DIRECTION: Set the listing down again in full, word for word, with the pictures left out.

DATA SUPPLIED:

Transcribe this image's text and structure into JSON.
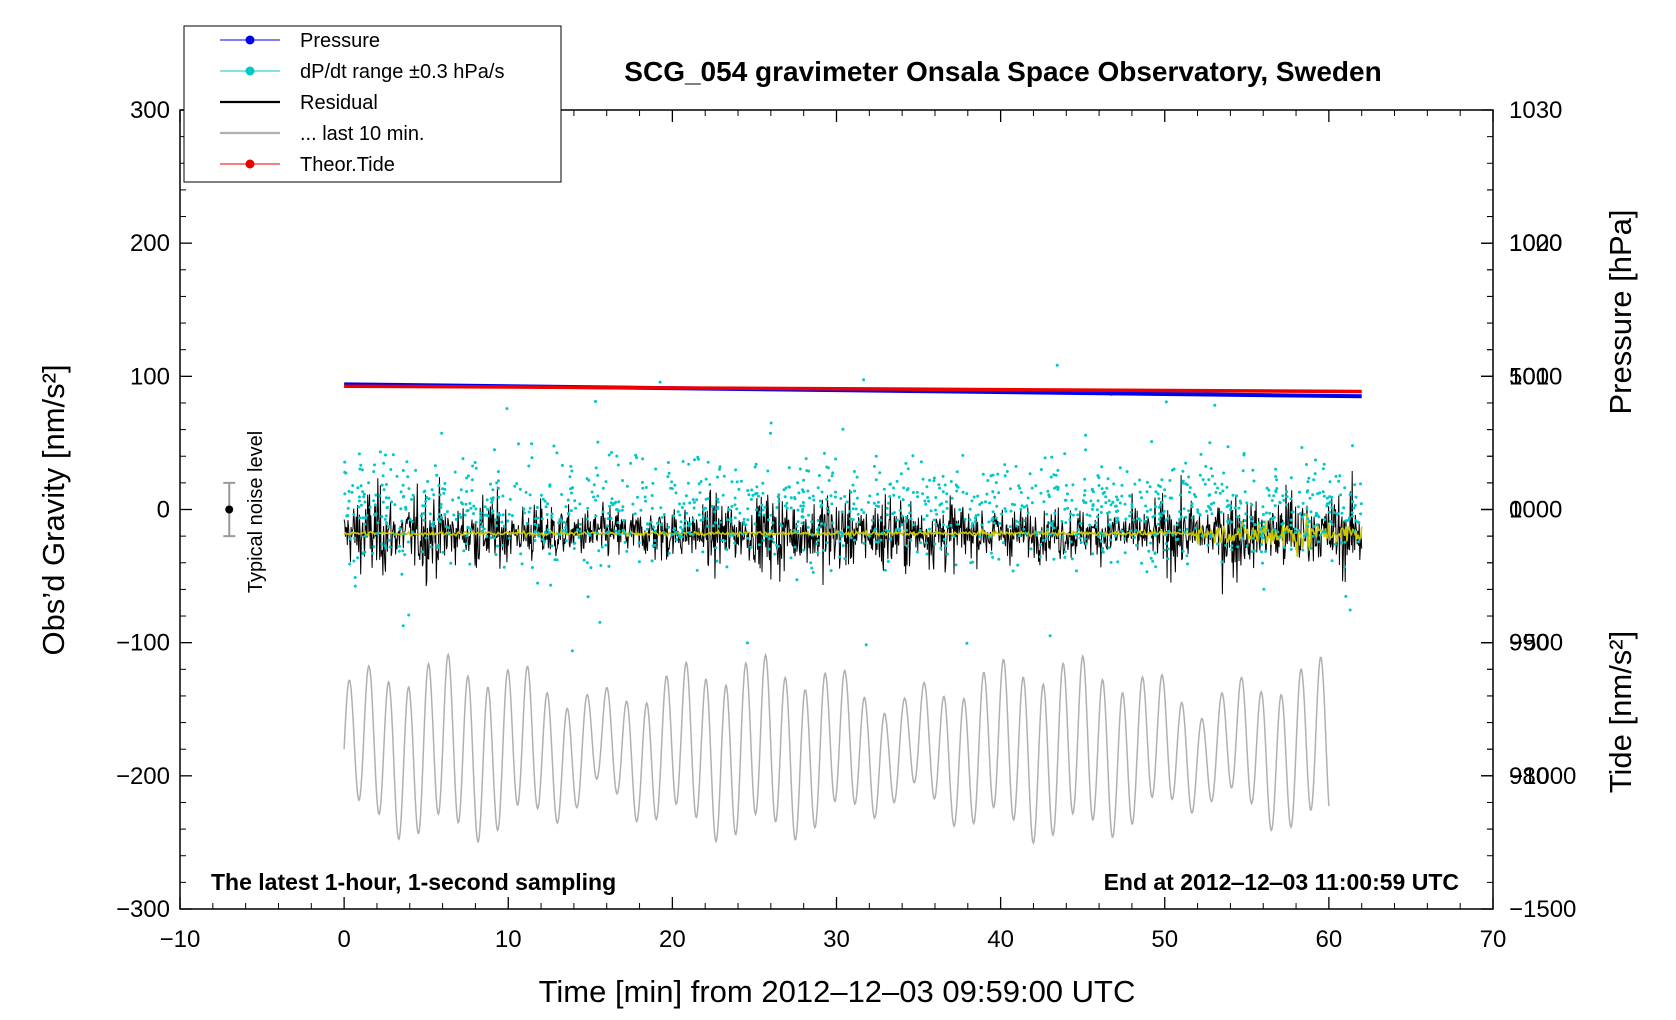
{
  "chart_data": {
    "type": "line",
    "title": "SCG_054 gravimeter Onsala Space Observatory, Sweden",
    "xlabel": "Time [min] from 2012‒12‒03 09:59:00 UTC",
    "ylabel_left": "Obs’d Gravity [nm/s²]",
    "ylabel_right_top": "Pressure [hPa]",
    "ylabel_right_bottom": "Tide [nm/s²]",
    "xlim": [
      -10,
      70
    ],
    "ylim_left": [
      -300,
      300
    ],
    "ylim_pressure": [
      970,
      1030
    ],
    "ylim_tide": [
      -1500,
      1500
    ],
    "x_ticks": [
      "−10",
      "0",
      "10",
      "20",
      "30",
      "40",
      "50",
      "60",
      "70"
    ],
    "x_tick_values": [
      -10,
      0,
      10,
      20,
      30,
      40,
      50,
      60,
      70
    ],
    "y_left_ticks": [
      "300",
      "200",
      "100",
      "0",
      "−100",
      "−200",
      "−300"
    ],
    "y_left_tick_values": [
      300,
      200,
      100,
      0,
      -100,
      -200,
      -300
    ],
    "y_pressure_ticks": [
      "1030",
      "1020",
      "1010",
      "1000",
      "990",
      "980"
    ],
    "y_pressure_tick_values": [
      1030,
      1020,
      1010,
      1000,
      990,
      980
    ],
    "y_tide_ticks": [
      "1000",
      "500",
      "0",
      "−500",
      "−1000",
      "−1500"
    ],
    "y_tide_tick_values": [
      1000,
      500,
      0,
      -500,
      -1000,
      -1500
    ],
    "legend": [
      {
        "label": "Pressure",
        "color": "#0000ee",
        "marker": true
      },
      {
        "label": "dP/dt range ±0.3 hPa/s",
        "color": "#00c8c8",
        "marker": true
      },
      {
        "label": "Residual",
        "color": "#000000",
        "marker": false
      },
      {
        "label": "... last 10 min.",
        "color": "#b0b0b0",
        "marker": false
      },
      {
        "label": "Theor.Tide",
        "color": "#ee0000",
        "marker": true
      }
    ],
    "series": [
      {
        "name": "Pressure",
        "axis": "pressure",
        "color": "#0000ee",
        "x": [
          0,
          62
        ],
        "values": [
          1009.4,
          1008.5
        ]
      },
      {
        "name": "dP/dt range ±0.3 hPa/s",
        "axis": "pressure",
        "color": "#00c8c8",
        "center": 1000,
        "spread": 4
      },
      {
        "name": "Residual",
        "axis": "left",
        "color": "#000000",
        "center": -18,
        "amplitude": 45,
        "x_range": [
          0,
          62
        ]
      },
      {
        "name": "Residual smoothed",
        "axis": "left",
        "color": "#c8c800",
        "center": -18
      },
      {
        "name": "... last 10 min.",
        "axis": "left",
        "color": "#b0b0b0",
        "center": -180,
        "amplitude": 60,
        "x_range": [
          0,
          60
        ]
      },
      {
        "name": "Theor.Tide",
        "axis": "tide",
        "color": "#ee0000",
        "x": [
          0,
          62
        ],
        "values": [
          463,
          443
        ]
      }
    ],
    "noise_level": {
      "label": "Typical noise level",
      "x": -7,
      "value": 0,
      "range": 20
    },
    "annotation_left": "The latest 1‑hour, 1‑second sampling",
    "annotation_right": "End at 2012‒12‒03 11:00:59 UTC"
  }
}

SOLUTION FOR THIS PROBLEM:
Transcribe this image's text and structure into JSON.
{
  "chart_data": {
    "type": "line",
    "title": "SCG_054 gravimeter Onsala Space Observatory, Sweden",
    "xlabel": "Time [min] from 2012‒12‒03 09:59:00 UTC",
    "ylabel_left": "Obs’d Gravity [nm/s²]",
    "ylabel_right_top": "Pressure [hPa]",
    "ylabel_right_bottom": "Tide [nm/s²]",
    "xlim": [
      -10,
      70
    ],
    "ylim_left": [
      -300,
      300
    ],
    "ylim_pressure": [
      970,
      1030
    ],
    "ylim_tide": [
      -1500,
      1500
    ],
    "x_ticks": [
      "−10",
      "0",
      "10",
      "20",
      "30",
      "40",
      "50",
      "60",
      "70"
    ],
    "x_tick_values": [
      -10,
      0,
      10,
      20,
      30,
      40,
      50,
      60,
      70
    ],
    "y_left_ticks": [
      "300",
      "200",
      "100",
      "0",
      "−100",
      "−200",
      "−300"
    ],
    "y_left_tick_values": [
      300,
      200,
      100,
      0,
      -100,
      -200,
      -300
    ],
    "y_pressure_ticks": [
      "1030",
      "1020",
      "1010",
      "1000",
      "990",
      "980"
    ],
    "y_pressure_tick_values": [
      1030,
      1020,
      1010,
      1000,
      990,
      980
    ],
    "y_tide_ticks": [
      "1000",
      "500",
      "0",
      "−500",
      "−1000",
      "−1500"
    ],
    "y_tide_tick_values": [
      1000,
      500,
      0,
      -500,
      -1000,
      -1500
    ],
    "legend": [
      {
        "label": "Pressure",
        "color": "#0000ee",
        "marker": true
      },
      {
        "label": "dP/dt range ±0.3 hPa/s",
        "color": "#00c8c8",
        "marker": true
      },
      {
        "label": "Residual",
        "color": "#000000",
        "marker": false
      },
      {
        "label": "... last 10 min.",
        "color": "#b0b0b0",
        "marker": false
      },
      {
        "label": "Theor.Tide",
        "color": "#ee0000",
        "marker": true
      }
    ],
    "series": [
      {
        "name": "Pressure",
        "axis": "pressure",
        "color": "#0000ee",
        "x": [
          0,
          62
        ],
        "values": [
          1009.4,
          1008.5
        ]
      },
      {
        "name": "dP/dt range ±0.3 hPa/s",
        "axis": "pressure",
        "color": "#00c8c8",
        "center": 1000,
        "spread": 4
      },
      {
        "name": "Residual",
        "axis": "left",
        "color": "#000000",
        "center": -18,
        "amplitude": 45,
        "x_range": [
          0,
          62
        ]
      },
      {
        "name": "Residual smoothed",
        "axis": "left",
        "color": "#c8c800",
        "center": -18
      },
      {
        "name": "... last 10 min.",
        "axis": "left",
        "color": "#b0b0b0",
        "center": -180,
        "amplitude": 60,
        "x_range": [
          0,
          60
        ]
      },
      {
        "name": "Theor.Tide",
        "axis": "tide",
        "color": "#ee0000",
        "x": [
          0,
          62
        ],
        "values": [
          463,
          443
        ]
      }
    ],
    "noise_level": {
      "label": "Typical noise level",
      "x": -7,
      "value": 0,
      "range": 20
    },
    "annotation_left": "The latest 1‑hour, 1‑second sampling",
    "annotation_right": "End at 2012‒12‒03 11:00:59 UTC"
  }
}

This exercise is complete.